*TASK INSTRUCTIONS:*
Copy out all lines that carry the word "dotted".

*MATERIAL SHOWN:*

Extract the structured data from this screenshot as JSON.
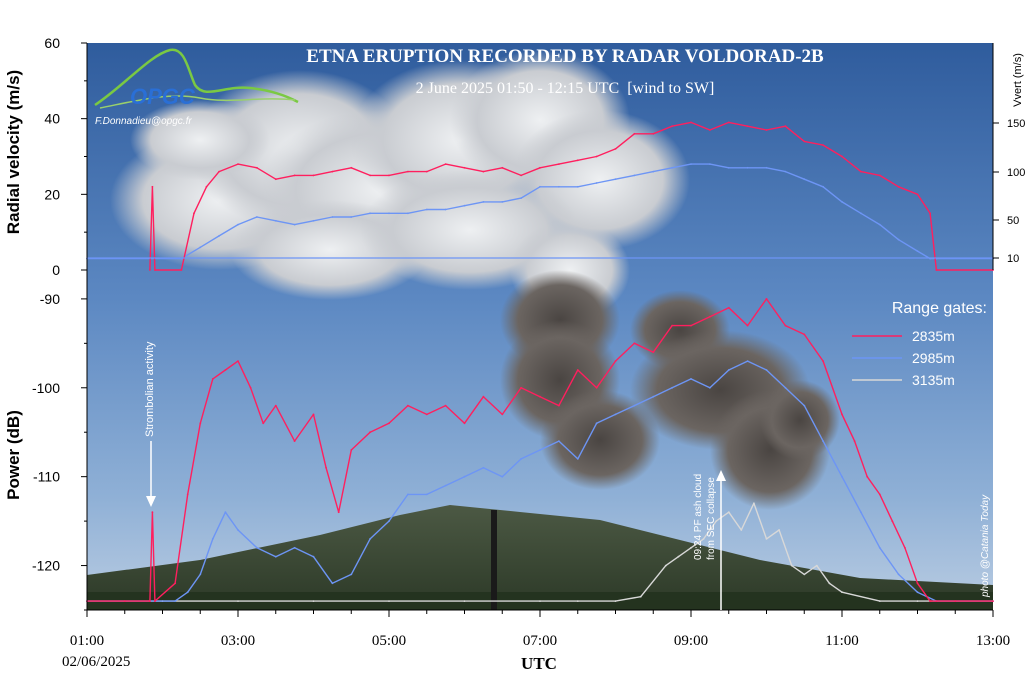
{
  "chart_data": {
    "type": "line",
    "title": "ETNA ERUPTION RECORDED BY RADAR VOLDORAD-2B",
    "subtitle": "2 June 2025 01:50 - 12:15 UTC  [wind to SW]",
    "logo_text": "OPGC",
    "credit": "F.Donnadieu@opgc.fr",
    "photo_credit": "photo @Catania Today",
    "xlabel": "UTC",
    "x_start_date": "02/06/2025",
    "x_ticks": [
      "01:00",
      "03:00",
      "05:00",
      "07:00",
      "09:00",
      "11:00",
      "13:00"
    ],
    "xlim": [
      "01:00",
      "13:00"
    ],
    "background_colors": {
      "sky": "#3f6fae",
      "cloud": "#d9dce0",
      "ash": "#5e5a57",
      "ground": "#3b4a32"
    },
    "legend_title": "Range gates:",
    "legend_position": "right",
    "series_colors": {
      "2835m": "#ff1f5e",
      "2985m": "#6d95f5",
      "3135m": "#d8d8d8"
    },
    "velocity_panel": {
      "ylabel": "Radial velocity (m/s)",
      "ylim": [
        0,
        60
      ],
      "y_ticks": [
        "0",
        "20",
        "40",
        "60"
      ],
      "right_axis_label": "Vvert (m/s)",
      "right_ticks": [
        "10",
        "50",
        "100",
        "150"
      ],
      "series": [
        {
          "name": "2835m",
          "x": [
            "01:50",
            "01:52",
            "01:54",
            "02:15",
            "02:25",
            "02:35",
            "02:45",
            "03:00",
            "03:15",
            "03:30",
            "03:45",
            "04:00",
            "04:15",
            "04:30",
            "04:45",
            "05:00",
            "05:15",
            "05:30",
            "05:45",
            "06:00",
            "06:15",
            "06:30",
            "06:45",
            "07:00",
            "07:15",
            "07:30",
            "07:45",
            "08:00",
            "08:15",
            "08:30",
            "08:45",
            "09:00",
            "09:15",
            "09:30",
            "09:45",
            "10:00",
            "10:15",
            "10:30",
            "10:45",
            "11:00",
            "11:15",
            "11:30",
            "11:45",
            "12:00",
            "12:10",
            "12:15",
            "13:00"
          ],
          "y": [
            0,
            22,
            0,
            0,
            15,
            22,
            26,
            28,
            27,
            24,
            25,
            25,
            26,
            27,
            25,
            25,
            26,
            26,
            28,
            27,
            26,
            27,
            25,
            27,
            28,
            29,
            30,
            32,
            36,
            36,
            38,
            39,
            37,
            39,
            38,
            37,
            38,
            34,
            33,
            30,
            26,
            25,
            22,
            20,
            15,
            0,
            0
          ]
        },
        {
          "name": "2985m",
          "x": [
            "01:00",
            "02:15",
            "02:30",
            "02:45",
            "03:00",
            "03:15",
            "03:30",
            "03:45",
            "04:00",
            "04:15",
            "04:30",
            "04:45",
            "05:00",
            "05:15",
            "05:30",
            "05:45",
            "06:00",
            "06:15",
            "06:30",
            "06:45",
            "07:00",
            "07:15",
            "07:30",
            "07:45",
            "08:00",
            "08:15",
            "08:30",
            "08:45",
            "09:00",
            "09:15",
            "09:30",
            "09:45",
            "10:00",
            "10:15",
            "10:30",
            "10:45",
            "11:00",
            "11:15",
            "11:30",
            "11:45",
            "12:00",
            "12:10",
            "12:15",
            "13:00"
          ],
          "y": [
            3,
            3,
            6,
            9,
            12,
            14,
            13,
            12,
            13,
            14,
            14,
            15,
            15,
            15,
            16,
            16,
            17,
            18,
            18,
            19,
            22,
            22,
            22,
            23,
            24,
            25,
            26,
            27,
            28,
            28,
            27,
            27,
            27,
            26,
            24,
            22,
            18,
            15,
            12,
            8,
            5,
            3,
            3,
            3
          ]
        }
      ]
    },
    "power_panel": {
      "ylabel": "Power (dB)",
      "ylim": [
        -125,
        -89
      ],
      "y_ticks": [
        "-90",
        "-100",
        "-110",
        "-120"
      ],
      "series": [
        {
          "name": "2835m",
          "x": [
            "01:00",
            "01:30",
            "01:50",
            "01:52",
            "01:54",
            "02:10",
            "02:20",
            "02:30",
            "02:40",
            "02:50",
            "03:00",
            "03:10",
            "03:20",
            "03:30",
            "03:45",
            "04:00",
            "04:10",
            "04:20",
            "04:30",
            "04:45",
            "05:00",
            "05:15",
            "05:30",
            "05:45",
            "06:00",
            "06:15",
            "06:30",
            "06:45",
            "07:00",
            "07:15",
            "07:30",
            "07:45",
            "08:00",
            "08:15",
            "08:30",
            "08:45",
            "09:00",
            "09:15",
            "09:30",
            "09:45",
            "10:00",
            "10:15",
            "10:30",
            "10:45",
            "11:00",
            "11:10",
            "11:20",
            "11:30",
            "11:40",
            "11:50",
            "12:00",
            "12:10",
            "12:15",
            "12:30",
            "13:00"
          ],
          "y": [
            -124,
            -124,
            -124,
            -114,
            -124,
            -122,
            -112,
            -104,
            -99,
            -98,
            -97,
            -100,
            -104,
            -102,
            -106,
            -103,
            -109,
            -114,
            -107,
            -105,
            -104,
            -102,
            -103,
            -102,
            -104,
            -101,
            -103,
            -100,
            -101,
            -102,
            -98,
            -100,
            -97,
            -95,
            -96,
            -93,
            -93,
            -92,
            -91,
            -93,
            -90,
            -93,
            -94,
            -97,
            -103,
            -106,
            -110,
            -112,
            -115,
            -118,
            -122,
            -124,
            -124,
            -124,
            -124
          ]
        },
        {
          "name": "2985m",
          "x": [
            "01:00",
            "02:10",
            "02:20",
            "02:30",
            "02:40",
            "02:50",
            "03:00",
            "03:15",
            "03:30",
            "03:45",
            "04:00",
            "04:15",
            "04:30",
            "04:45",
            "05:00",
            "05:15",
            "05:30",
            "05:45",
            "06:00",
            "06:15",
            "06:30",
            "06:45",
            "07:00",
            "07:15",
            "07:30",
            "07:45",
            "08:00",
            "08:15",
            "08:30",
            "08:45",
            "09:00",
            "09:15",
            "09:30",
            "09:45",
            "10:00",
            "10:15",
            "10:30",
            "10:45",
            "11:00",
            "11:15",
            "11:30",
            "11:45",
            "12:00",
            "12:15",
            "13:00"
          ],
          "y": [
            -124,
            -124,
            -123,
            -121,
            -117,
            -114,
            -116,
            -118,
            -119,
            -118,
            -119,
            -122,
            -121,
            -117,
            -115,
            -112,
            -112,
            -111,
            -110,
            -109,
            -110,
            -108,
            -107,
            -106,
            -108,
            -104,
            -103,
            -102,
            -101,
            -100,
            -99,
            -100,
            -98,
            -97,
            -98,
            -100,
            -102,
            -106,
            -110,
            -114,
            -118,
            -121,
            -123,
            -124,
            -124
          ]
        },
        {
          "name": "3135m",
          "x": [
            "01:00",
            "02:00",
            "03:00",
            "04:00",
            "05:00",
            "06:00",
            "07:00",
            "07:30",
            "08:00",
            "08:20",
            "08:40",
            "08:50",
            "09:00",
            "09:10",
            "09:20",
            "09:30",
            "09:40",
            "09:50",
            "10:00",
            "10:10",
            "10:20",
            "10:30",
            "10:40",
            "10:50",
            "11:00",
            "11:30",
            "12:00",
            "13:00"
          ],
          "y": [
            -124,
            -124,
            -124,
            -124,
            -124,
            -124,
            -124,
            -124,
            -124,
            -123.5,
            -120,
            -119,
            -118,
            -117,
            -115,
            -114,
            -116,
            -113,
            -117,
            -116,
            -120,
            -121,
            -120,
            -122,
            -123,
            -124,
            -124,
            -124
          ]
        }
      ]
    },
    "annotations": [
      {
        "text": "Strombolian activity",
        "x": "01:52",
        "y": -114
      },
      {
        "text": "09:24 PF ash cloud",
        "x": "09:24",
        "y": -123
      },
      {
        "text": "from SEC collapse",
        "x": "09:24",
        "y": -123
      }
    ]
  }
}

...

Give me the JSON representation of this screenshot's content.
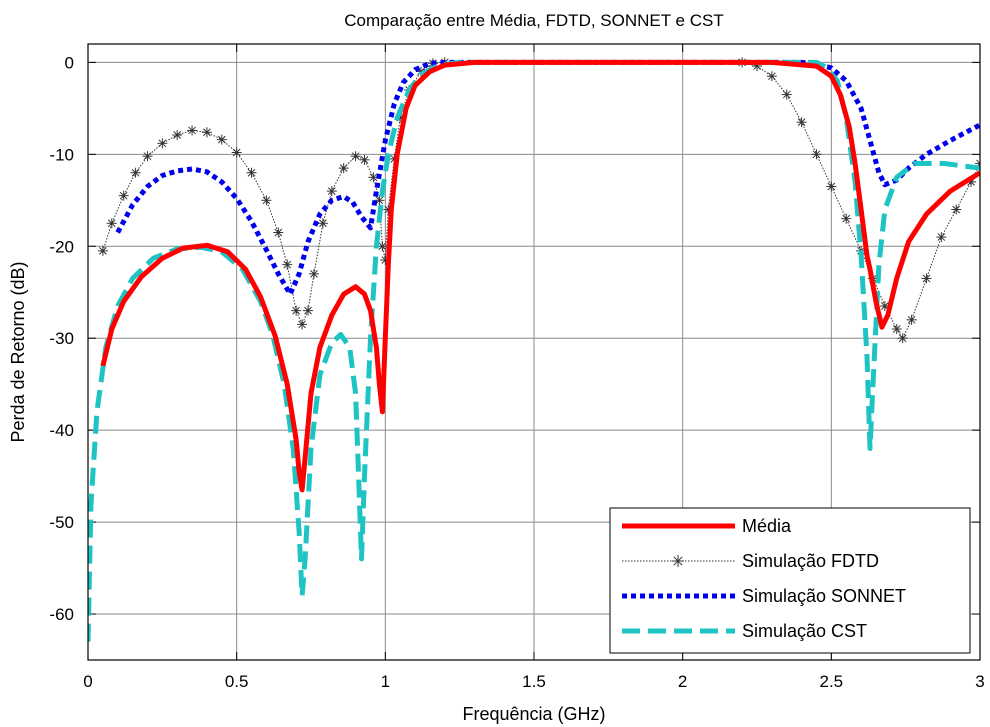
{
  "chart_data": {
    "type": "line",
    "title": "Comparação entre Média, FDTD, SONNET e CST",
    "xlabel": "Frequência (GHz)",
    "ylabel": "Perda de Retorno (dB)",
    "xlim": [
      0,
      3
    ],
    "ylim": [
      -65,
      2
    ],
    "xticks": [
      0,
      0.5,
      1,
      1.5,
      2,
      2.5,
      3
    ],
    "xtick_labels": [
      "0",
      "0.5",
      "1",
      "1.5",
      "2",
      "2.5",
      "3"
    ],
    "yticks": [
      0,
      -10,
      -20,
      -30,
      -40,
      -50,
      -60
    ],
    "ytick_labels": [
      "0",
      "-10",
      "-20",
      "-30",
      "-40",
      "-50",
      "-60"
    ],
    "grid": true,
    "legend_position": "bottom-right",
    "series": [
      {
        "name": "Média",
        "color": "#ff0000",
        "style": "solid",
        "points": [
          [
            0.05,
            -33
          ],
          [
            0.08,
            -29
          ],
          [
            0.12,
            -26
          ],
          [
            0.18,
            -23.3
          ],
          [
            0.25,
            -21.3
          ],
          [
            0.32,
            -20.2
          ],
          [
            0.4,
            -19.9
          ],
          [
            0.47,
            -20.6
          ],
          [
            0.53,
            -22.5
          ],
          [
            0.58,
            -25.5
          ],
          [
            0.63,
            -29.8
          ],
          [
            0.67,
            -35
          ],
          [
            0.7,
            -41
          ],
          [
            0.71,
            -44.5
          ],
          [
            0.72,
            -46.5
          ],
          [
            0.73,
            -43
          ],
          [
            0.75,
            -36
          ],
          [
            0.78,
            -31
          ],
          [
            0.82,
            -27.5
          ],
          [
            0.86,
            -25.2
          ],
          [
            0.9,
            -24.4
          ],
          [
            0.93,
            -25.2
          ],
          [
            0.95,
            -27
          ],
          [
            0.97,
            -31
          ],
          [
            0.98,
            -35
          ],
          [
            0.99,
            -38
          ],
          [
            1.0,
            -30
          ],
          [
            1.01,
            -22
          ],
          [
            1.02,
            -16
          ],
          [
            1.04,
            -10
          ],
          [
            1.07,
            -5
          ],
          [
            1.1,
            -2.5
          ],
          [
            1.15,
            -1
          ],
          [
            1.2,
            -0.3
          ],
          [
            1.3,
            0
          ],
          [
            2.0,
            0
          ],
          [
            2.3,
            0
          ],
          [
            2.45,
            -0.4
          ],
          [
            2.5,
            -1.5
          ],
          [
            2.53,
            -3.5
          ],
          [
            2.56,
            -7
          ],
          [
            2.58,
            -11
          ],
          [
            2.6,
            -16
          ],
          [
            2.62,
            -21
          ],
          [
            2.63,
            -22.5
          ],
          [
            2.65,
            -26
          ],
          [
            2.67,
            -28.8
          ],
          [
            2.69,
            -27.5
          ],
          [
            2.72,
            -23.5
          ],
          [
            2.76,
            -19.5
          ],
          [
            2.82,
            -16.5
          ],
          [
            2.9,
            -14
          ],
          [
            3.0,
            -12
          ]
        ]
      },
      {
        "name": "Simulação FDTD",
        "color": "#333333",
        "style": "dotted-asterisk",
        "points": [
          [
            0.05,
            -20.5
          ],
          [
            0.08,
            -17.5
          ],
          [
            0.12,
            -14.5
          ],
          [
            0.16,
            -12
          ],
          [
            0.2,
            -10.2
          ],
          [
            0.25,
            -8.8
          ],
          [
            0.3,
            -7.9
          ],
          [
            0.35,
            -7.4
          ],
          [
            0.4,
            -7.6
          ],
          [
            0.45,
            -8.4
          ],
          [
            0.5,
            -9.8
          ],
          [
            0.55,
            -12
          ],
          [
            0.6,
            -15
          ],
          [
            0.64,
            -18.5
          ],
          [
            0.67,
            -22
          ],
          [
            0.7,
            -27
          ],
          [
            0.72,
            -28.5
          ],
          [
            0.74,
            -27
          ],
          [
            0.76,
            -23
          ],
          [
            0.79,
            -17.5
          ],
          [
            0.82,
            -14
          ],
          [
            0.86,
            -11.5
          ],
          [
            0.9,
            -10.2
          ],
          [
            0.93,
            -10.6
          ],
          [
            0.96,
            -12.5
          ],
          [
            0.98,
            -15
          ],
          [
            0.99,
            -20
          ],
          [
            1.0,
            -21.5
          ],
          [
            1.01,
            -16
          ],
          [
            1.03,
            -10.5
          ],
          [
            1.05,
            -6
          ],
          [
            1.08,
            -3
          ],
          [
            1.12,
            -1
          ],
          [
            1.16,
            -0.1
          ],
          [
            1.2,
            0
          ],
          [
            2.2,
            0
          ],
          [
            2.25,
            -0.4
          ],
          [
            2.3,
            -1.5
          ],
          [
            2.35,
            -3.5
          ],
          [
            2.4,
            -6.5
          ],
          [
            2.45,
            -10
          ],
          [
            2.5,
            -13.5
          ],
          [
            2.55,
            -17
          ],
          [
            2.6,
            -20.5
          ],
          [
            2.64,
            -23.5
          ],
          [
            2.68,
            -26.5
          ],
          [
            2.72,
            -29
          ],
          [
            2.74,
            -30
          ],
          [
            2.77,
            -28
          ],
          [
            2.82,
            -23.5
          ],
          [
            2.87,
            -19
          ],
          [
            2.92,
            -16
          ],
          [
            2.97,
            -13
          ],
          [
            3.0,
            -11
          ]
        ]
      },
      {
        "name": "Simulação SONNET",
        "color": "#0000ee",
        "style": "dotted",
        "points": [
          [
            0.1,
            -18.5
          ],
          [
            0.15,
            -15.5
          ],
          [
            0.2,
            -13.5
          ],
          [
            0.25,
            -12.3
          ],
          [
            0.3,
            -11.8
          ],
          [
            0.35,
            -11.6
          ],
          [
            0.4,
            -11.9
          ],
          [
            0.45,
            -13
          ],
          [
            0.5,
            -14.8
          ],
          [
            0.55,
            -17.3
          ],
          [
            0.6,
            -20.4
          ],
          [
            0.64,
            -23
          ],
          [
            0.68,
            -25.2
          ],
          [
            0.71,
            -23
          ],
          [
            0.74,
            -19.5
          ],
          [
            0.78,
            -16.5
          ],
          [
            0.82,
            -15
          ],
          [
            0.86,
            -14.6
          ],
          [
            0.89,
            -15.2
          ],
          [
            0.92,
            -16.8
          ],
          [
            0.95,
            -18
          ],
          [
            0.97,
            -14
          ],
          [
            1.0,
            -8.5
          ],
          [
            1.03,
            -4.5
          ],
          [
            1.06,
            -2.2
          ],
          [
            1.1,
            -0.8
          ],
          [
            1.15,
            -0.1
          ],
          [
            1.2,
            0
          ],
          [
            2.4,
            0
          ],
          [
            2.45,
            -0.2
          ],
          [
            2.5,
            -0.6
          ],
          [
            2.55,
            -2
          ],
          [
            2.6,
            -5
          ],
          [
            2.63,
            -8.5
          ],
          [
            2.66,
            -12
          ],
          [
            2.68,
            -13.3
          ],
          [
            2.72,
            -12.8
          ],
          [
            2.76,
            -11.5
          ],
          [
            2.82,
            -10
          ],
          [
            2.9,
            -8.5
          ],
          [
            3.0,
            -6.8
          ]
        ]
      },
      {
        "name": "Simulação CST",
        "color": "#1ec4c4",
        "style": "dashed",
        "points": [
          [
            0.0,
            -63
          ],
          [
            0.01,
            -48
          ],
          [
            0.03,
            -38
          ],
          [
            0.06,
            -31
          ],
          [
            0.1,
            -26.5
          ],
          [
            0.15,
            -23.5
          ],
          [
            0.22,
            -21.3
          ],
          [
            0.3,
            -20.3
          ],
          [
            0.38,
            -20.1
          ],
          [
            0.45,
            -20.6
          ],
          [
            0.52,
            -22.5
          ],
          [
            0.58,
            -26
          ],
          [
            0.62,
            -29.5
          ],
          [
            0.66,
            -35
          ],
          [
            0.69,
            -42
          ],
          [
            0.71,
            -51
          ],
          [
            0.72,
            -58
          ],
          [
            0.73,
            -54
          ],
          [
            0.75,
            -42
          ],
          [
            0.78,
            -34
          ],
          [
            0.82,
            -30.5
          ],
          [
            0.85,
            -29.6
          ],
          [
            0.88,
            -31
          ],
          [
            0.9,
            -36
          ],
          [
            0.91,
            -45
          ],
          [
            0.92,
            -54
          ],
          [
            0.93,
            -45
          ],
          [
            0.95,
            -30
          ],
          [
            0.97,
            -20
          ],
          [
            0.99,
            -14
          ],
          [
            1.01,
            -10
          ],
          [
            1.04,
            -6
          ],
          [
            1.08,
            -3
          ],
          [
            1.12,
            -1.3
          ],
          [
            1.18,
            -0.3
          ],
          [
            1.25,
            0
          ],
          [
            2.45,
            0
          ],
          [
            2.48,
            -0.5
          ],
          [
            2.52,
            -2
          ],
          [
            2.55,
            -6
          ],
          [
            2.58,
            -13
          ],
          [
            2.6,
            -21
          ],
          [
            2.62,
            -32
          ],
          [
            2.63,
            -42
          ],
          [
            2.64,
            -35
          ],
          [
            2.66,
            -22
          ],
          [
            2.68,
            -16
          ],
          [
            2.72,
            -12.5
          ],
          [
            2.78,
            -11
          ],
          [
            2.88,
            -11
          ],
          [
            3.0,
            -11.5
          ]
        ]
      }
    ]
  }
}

...

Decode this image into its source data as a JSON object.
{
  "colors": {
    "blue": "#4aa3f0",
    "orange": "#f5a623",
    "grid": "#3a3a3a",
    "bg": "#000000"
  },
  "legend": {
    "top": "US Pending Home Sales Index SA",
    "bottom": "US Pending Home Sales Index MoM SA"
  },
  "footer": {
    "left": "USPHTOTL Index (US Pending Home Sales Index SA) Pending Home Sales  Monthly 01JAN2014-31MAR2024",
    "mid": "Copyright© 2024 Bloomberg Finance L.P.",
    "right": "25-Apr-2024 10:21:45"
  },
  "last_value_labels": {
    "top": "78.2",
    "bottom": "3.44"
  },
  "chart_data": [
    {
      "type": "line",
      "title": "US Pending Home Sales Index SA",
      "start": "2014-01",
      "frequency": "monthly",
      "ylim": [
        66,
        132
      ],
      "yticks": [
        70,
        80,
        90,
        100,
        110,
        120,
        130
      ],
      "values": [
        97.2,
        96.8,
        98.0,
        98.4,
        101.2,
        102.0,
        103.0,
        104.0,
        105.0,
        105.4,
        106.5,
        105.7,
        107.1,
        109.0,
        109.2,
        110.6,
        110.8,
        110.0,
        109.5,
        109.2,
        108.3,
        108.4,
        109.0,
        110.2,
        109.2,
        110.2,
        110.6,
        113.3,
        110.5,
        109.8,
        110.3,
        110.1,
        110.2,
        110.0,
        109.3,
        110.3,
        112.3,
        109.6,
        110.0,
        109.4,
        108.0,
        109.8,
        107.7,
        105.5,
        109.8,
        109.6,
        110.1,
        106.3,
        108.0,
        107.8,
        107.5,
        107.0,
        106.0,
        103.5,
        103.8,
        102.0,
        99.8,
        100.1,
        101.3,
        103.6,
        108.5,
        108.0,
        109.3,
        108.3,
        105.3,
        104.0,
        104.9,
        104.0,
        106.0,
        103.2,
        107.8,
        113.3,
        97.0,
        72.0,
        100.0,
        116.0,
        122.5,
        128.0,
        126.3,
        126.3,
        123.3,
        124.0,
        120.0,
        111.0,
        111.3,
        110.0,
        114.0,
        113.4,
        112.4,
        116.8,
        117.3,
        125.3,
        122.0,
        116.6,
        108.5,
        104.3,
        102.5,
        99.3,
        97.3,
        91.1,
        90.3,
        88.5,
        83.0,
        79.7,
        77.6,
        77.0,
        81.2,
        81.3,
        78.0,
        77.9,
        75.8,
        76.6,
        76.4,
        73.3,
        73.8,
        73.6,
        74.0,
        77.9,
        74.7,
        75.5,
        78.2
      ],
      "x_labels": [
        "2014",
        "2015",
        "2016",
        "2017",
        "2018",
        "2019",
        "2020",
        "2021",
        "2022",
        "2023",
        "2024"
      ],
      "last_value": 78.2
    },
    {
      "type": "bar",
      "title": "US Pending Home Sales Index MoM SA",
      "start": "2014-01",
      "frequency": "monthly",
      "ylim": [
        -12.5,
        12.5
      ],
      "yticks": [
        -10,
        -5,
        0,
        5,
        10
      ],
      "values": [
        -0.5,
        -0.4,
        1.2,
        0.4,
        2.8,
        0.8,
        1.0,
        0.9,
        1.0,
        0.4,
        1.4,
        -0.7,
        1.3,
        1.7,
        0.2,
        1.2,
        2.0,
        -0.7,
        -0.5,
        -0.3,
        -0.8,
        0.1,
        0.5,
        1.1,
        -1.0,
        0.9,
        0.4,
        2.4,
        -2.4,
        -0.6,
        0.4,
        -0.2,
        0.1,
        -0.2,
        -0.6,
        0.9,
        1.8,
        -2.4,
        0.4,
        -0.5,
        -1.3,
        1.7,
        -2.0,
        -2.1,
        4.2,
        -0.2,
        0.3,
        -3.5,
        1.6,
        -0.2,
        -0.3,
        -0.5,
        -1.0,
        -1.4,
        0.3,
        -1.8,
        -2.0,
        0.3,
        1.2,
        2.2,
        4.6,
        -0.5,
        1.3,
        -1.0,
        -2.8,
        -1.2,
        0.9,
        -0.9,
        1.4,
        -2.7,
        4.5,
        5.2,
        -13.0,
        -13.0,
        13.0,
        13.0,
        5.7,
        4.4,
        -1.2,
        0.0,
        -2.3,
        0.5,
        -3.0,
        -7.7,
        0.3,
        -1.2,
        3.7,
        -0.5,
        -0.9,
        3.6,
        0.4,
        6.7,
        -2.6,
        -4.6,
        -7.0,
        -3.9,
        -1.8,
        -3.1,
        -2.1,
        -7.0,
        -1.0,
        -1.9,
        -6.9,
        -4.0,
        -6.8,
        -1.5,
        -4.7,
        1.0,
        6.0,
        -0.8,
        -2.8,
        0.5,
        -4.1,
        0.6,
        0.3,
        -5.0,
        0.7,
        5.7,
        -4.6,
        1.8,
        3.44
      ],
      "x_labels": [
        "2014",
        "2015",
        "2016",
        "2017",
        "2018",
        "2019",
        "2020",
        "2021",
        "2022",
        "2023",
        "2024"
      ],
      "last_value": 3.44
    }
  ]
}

*COMPLETE RESPONSE:*
        "style": "dotted-asterisk",
        "style": "dotted",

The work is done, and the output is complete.